TASK GOAL – Every line that contains the word "logo" should be copied out.

INPUT MATERIAL –
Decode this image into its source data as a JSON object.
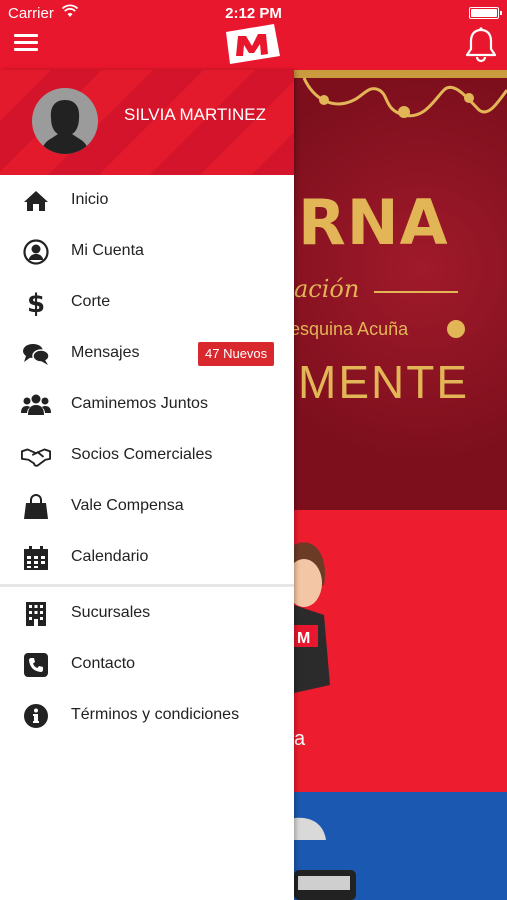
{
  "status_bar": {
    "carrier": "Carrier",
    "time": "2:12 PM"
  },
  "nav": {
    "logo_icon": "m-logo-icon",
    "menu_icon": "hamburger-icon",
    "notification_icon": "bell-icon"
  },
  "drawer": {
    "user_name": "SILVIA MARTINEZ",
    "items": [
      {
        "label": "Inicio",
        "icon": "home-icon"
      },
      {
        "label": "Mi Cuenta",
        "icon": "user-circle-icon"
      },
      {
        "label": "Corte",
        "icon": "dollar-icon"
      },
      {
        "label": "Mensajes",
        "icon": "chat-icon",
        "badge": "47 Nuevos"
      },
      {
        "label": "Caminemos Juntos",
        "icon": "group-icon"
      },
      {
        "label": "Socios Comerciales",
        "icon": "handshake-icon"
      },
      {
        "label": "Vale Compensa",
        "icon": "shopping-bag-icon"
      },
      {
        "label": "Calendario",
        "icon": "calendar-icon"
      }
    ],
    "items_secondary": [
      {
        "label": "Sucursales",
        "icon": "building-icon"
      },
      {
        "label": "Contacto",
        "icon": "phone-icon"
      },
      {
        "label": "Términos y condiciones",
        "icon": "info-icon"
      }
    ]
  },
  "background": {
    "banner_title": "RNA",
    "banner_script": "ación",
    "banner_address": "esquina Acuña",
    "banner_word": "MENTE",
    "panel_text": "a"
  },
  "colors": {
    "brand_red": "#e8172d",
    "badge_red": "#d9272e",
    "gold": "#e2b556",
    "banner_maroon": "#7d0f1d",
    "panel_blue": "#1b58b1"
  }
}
---
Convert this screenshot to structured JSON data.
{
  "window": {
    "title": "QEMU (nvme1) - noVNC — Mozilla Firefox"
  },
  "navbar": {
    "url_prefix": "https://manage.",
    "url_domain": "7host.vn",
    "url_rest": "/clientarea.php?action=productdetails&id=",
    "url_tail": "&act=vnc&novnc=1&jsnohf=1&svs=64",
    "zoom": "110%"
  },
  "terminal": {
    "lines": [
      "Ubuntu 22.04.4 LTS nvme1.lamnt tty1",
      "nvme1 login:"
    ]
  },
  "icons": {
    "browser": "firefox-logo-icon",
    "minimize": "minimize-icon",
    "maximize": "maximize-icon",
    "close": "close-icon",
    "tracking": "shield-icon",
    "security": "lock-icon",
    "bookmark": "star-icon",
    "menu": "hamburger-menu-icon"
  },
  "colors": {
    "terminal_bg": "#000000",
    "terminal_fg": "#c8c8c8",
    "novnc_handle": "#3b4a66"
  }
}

THE RESPONSE –
    "logo_icon": "m-logo-icon",
    "browser": "firefox-logo-icon",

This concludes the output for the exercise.